> _Records to process_:
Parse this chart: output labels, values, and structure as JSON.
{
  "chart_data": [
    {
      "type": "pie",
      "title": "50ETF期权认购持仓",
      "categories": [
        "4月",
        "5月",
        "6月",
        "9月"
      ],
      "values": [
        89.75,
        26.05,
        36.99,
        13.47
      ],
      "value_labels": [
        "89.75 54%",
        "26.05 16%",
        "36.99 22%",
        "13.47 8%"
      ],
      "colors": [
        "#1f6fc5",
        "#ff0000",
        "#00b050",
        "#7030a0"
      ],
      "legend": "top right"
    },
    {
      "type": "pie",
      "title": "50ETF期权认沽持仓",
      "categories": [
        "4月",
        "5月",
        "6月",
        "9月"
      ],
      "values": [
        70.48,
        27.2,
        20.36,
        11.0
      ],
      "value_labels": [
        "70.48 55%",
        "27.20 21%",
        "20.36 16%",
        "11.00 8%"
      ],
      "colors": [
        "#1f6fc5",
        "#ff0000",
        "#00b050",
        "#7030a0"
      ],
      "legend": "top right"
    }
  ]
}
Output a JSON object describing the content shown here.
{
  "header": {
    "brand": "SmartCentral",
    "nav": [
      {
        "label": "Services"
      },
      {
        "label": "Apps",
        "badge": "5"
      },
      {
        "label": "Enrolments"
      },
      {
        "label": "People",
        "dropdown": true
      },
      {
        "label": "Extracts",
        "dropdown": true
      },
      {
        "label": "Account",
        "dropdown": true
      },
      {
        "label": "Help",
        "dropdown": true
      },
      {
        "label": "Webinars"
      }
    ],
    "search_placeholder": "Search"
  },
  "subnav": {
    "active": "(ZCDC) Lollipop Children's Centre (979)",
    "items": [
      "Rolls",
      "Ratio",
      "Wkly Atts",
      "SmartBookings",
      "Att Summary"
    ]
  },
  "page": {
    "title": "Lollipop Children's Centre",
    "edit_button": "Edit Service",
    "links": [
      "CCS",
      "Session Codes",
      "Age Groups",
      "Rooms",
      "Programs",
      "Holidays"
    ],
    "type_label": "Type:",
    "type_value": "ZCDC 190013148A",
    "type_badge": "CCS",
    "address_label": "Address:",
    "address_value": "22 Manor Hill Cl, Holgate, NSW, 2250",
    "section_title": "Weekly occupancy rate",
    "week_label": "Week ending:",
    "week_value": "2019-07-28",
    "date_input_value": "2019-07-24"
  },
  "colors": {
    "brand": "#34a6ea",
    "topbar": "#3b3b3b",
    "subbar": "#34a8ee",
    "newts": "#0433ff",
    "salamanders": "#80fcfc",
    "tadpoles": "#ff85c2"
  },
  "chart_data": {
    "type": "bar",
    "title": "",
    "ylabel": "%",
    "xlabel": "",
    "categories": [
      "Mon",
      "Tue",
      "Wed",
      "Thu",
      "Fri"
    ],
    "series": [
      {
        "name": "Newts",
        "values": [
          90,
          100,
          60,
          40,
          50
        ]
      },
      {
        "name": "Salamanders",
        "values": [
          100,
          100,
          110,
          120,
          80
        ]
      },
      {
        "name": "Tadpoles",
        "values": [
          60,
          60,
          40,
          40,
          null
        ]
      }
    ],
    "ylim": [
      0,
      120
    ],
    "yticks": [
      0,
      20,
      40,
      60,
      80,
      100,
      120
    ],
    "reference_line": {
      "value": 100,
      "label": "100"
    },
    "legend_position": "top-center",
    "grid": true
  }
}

> _Written request_: Scan the material above for the string "Children" and return the lines that hold it.

> _Reply to the exercise_:
    "active": "(ZCDC) Lollipop Children's Centre (979)",
    "title": "Lollipop Children's Centre",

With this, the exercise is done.